> **What you need to do**: Return the records word for word. Any pictures in them are not part of the copy.

-- Start Items --

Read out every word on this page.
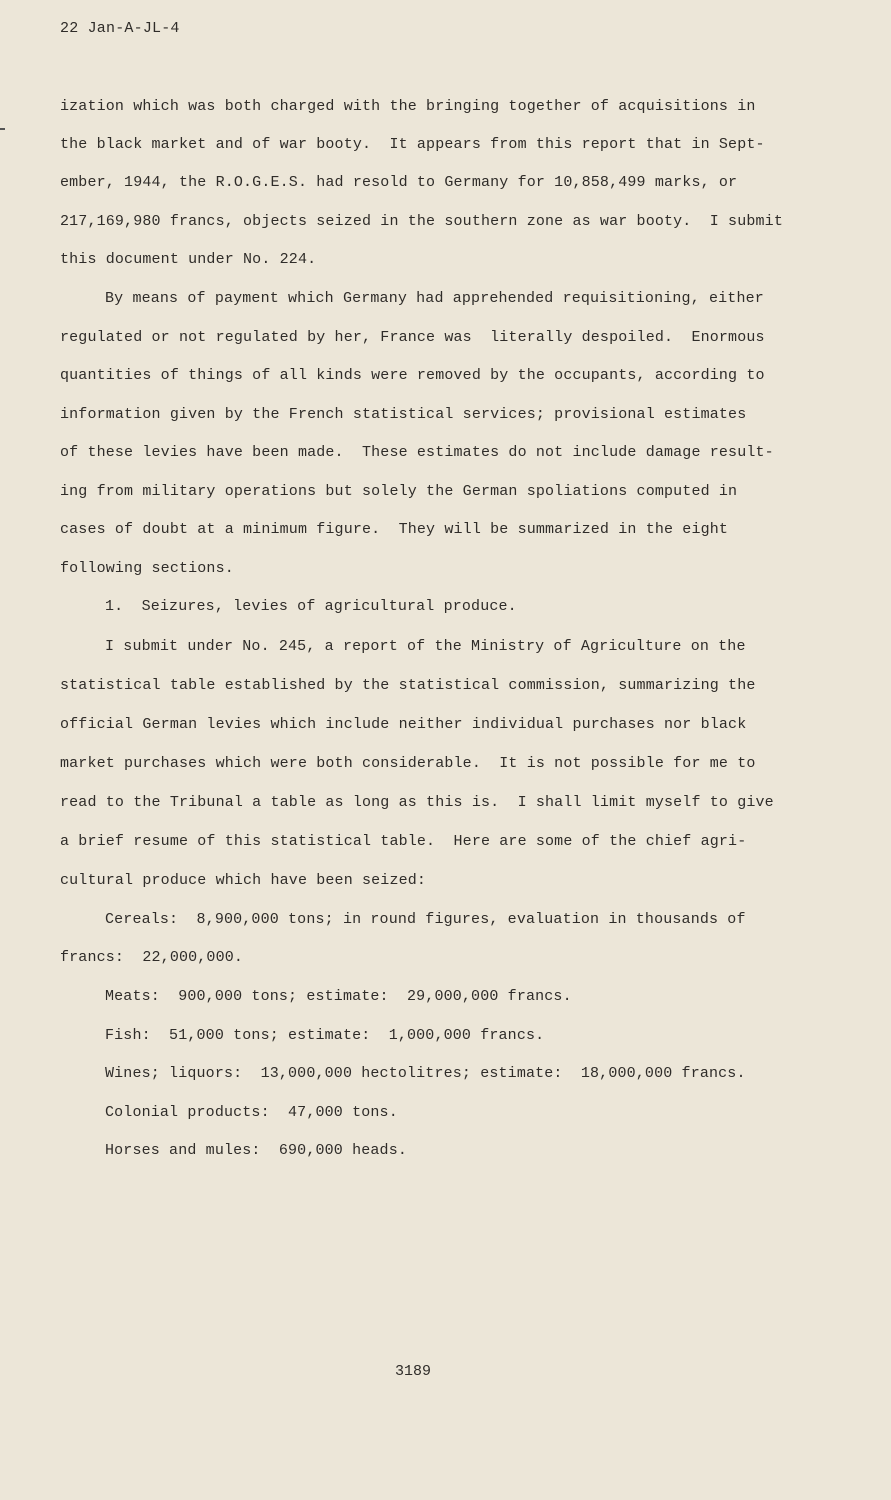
22 Jan-A-JL-4
ization which was both charged with the bringing together of acquisitions in
the black market and of war booty.  It appears from this report that in Sept-
ember, 1944, the R.O.G.E.S. had resold to Germany for 10,858,499 marks, or
217,169,980 francs, objects seized in the southern zone as war booty.  I submit
this document under No. 224.
By means of payment which Germany had apprehended requisitioning, either
regulated or not regulated by her, France was  literally despoiled.  Enormous
quantities of things of all kinds were removed by the occupants, according to
information given by the French statistical services; provisional estimates
of these levies have been made.  These estimates do not include damage result-
ing from military operations but solely the German spoliations computed in
cases of doubt at a minimum figure.  They will be summarized in the eight
following sections.
1.  Seizures, levies of agricultural produce.
I submit under No. 245, a report of the Ministry of Agriculture on the
statistical table established by the statistical commission, summarizing the
official German levies which include neither individual purchases nor black
market purchases which were both considerable.  It is not possible for me to
read to the Tribunal a table as long as this is.  I shall limit myself to give
a brief resume of this statistical table.  Here are some of the chief agri-
cultural produce which have been seized:
Cereals:  8,900,000 tons; in round figures, evaluation in thousands of
francs:  22,000,000.
Meats:  900,000 tons; estimate:  29,000,000 francs.
Fish:  51,000 tons; estimate:  1,000,000 francs.
Wines; liquors:  13,000,000 hectolitres; estimate:  18,000,000 francs.
Colonial products:  47,000 tons.
Horses and mules:  690,000 heads.
3189
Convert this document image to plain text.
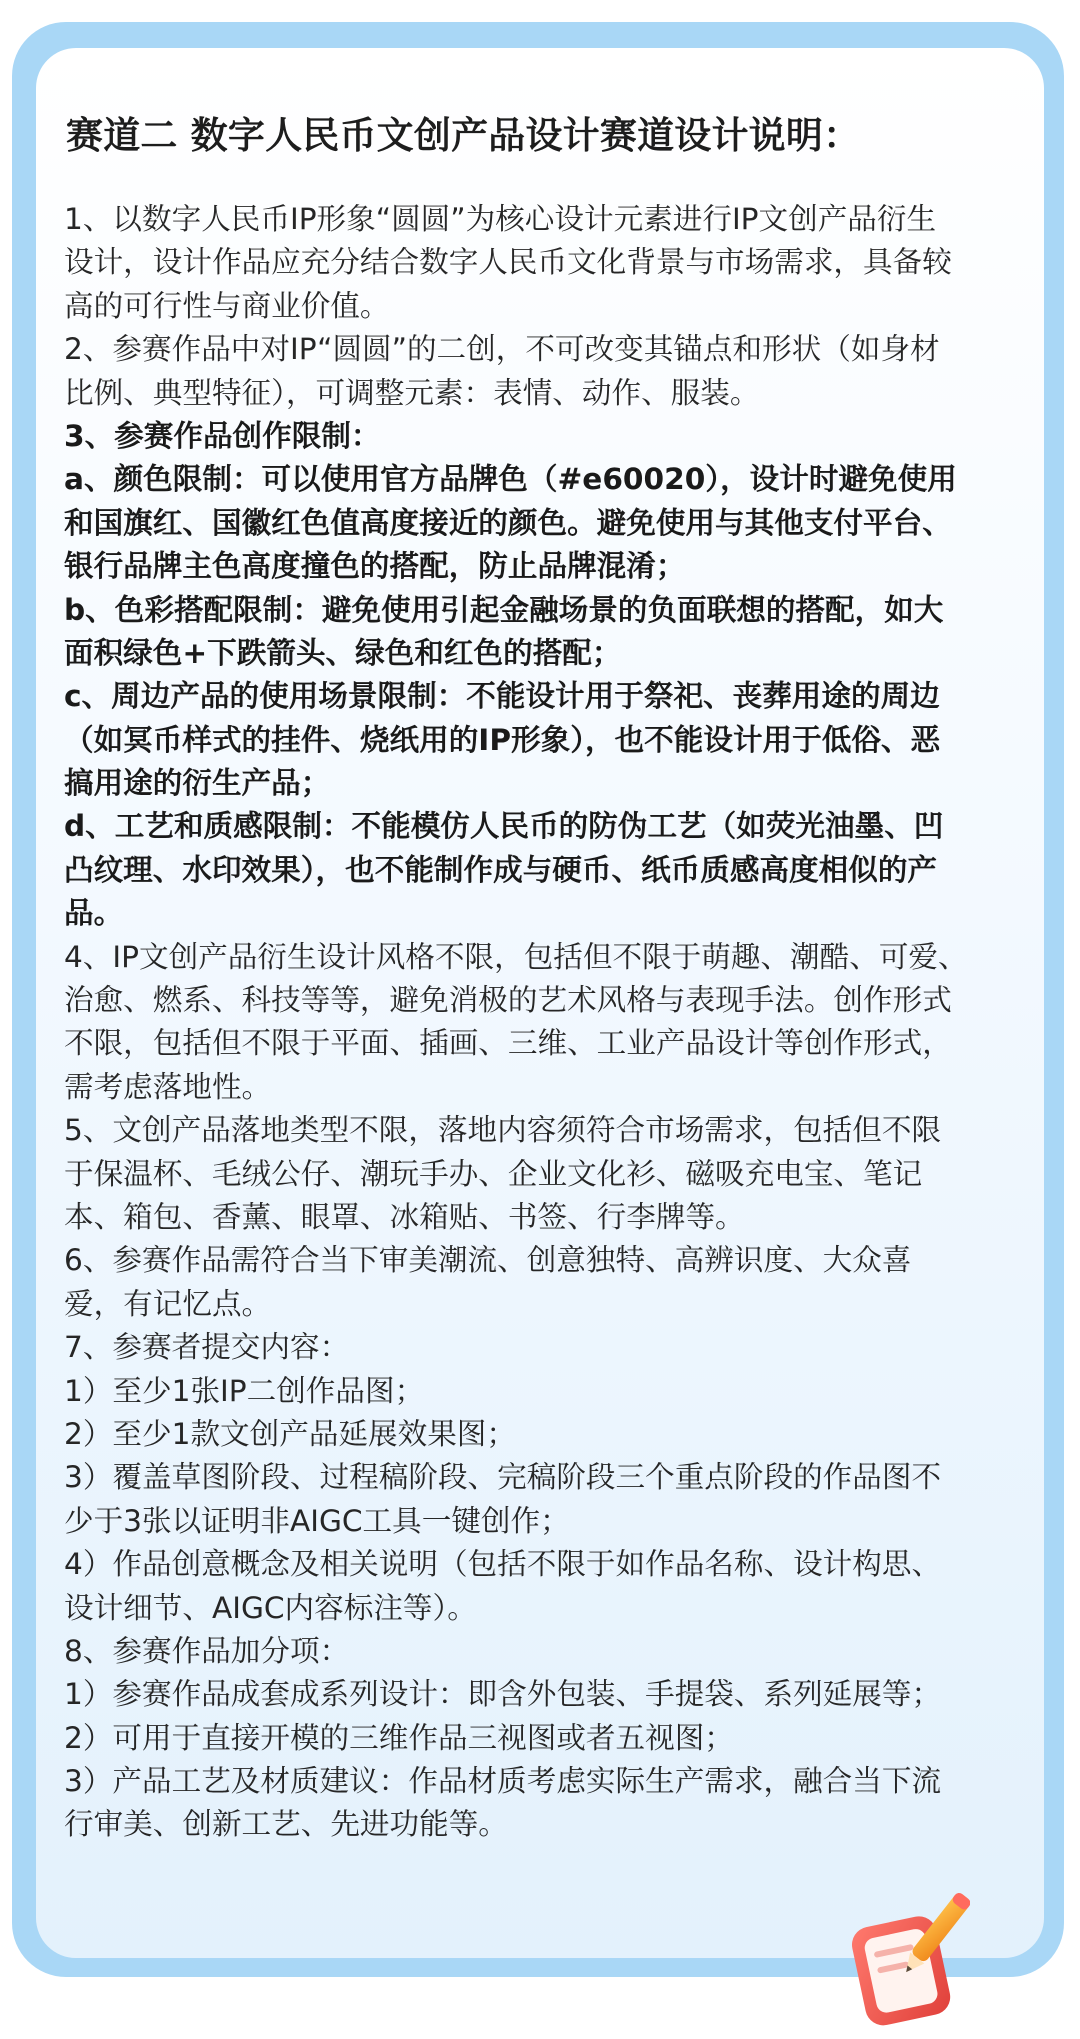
赛道二 数字人民币文创产品设计赛道设计说明：
1、以数字人民币IP形象“圆圆”为核心设计元素进行IP文创产品衍生
设计，设计作品应充分结合数字人民币文化背景与市场需求，具备较
高的可行性与商业价值。
2、参赛作品中对IP“圆圆”的二创，不可改变其锚点和形状（如身材
比例、典型特征），可调整元素：表情、动作、服装。
3、参赛作品创作限制：
a、颜色限制：可以使用官方品牌色（#e60020），设计时避免使用
和国旗红、国徽红色值高度接近的颜色。避免使用与其他支付平台、
银行品牌主色高度撞色的搭配，防止品牌混淆；
b、色彩搭配限制：避免使用引起金融场景的负面联想的搭配，如大
面积绿色+下跌箭头、绿色和红色的搭配；
c、周边产品的使用场景限制：不能设计用于祭祀、丧葬用途的周边
（如冥币样式的挂件、烧纸用的IP形象），也不能设计用于低俗、恶
搞用途的衍生产品；
d、工艺和质感限制：不能模仿人民币的防伪工艺（如荧光油墨、凹
凸纹理、水印效果），也不能制作成与硬币、纸币质感高度相似的产
品。
4、IP文创产品衍生设计风格不限，包括但不限于萌趣、潮酷、可爱、
治愈、燃系、科技等等，避免消极的艺术风格与表现手法。创作形式
不限，包括但不限于平面、插画、三维、工业产品设计等创作形式，
需考虑落地性。
5、文创产品落地类型不限，落地内容须符合市场需求，包括但不限
于保温杯、毛绒公仔、潮玩手办、企业文化衫、磁吸充电宝、笔记
本、箱包、香薰、眼罩、冰箱贴、书签、行李牌等。
6、参赛作品需符合当下审美潮流、创意独特、高辨识度、大众喜
爱，有记忆点。
7、参赛者提交内容：
1）至少1张IP二创作品图；
2）至少1款文创产品延展效果图；
3）覆盖草图阶段、过程稿阶段、完稿阶段三个重点阶段的作品图不
少于3张以证明非AIGC工具一键创作；
4）作品创意概念及相关说明（包括不限于如作品名称、设计构思、
设计细节、AIGC内容标注等）。
8、参赛作品加分项：
1）参赛作品成套成系列设计：即含外包装、手提袋、系列延展等；
2）可用于直接开模的三维作品三视图或者五视图；
3）产品工艺及材质建议：作品材质考虑实际生产需求，融合当下流
行审美、创新工艺、先进功能等。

-- End Items --

> **Final answer**:
Read out every word on this page.
22 Jan-A-JL-4
ization which was both charged with the bringing together of acquisitions in
the black market and of war booty.  It appears from this report that in Sept-
ember, 1944, the R.O.G.E.S. had resold to Germany for 10,858,499 marks, or
217,169,980 francs, objects seized in the southern zone as war booty.  I submit
this document under No. 224.
By means of payment which Germany had apprehended requisitioning, either
regulated or not regulated by her, France was  literally despoiled.  Enormous
quantities of things of all kinds were removed by the occupants, according to
information given by the French statistical services; provisional estimates
of these levies have been made.  These estimates do not include damage result-
ing from military operations but solely the German spoliations computed in
cases of doubt at a minimum figure.  They will be summarized in the eight
following sections.
1.  Seizures, levies of agricultural produce.
I submit under No. 245, a report of the Ministry of Agriculture on the
statistical table established by the statistical commission, summarizing the
official German levies which include neither individual purchases nor black
market purchases which were both considerable.  It is not possible for me to
read to the Tribunal a table as long as this is.  I shall limit myself to give
a brief resume of this statistical table.  Here are some of the chief agri-
cultural produce which have been seized:
Cereals:  8,900,000 tons; in round figures, evaluation in thousands of
francs:  22,000,000.
Meats:  900,000 tons; estimate:  29,000,000 francs.
Fish:  51,000 tons; estimate:  1,000,000 francs.
Wines; liquors:  13,000,000 hectolitres; estimate:  18,000,000 francs.
Colonial products:  47,000 tons.
Horses and mules:  690,000 heads.
3189
Convert this document image to plain text.
赛道二 数字人民币文创产品设计赛道设计说明：
1、以数字人民币IP形象“圆圆”为核心设计元素进行IP文创产品衍生
设计，设计作品应充分结合数字人民币文化背景与市场需求，具备较
高的可行性与商业价值。
2、参赛作品中对IP“圆圆”的二创，不可改变其锚点和形状（如身材
比例、典型特征），可调整元素：表情、动作、服装。
3、参赛作品创作限制：
a、颜色限制：可以使用官方品牌色（#e60020），设计时避免使用
和国旗红、国徽红色值高度接近的颜色。避免使用与其他支付平台、
银行品牌主色高度撞色的搭配，防止品牌混淆；
b、色彩搭配限制：避免使用引起金融场景的负面联想的搭配，如大
面积绿色+下跌箭头、绿色和红色的搭配；
c、周边产品的使用场景限制：不能设计用于祭祀、丧葬用途的周边
（如冥币样式的挂件、烧纸用的IP形象），也不能设计用于低俗、恶
搞用途的衍生产品；
d、工艺和质感限制：不能模仿人民币的防伪工艺（如荧光油墨、凹
凸纹理、水印效果），也不能制作成与硬币、纸币质感高度相似的产
品。
4、IP文创产品衍生设计风格不限，包括但不限于萌趣、潮酷、可爱、
治愈、燃系、科技等等，避免消极的艺术风格与表现手法。创作形式
不限，包括但不限于平面、插画、三维、工业产品设计等创作形式，
需考虑落地性。
5、文创产品落地类型不限，落地内容须符合市场需求，包括但不限
于保温杯、毛绒公仔、潮玩手办、企业文化衫、磁吸充电宝、笔记
本、箱包、香薰、眼罩、冰箱贴、书签、行李牌等。
6、参赛作品需符合当下审美潮流、创意独特、高辨识度、大众喜
爱，有记忆点。
7、参赛者提交内容：
1）至少1张IP二创作品图；
2）至少1款文创产品延展效果图；
3）覆盖草图阶段、过程稿阶段、完稿阶段三个重点阶段的作品图不
少于3张以证明非AIGC工具一键创作；
4）作品创意概念及相关说明（包括不限于如作品名称、设计构思、
设计细节、AIGC内容标注等）。
8、参赛作品加分项：
1）参赛作品成套成系列设计：即含外包装、手提袋、系列延展等；
2）可用于直接开模的三维作品三视图或者五视图；
3）产品工艺及材质建议：作品材质考虑实际生产需求，融合当下流
行审美、创新工艺、先进功能等。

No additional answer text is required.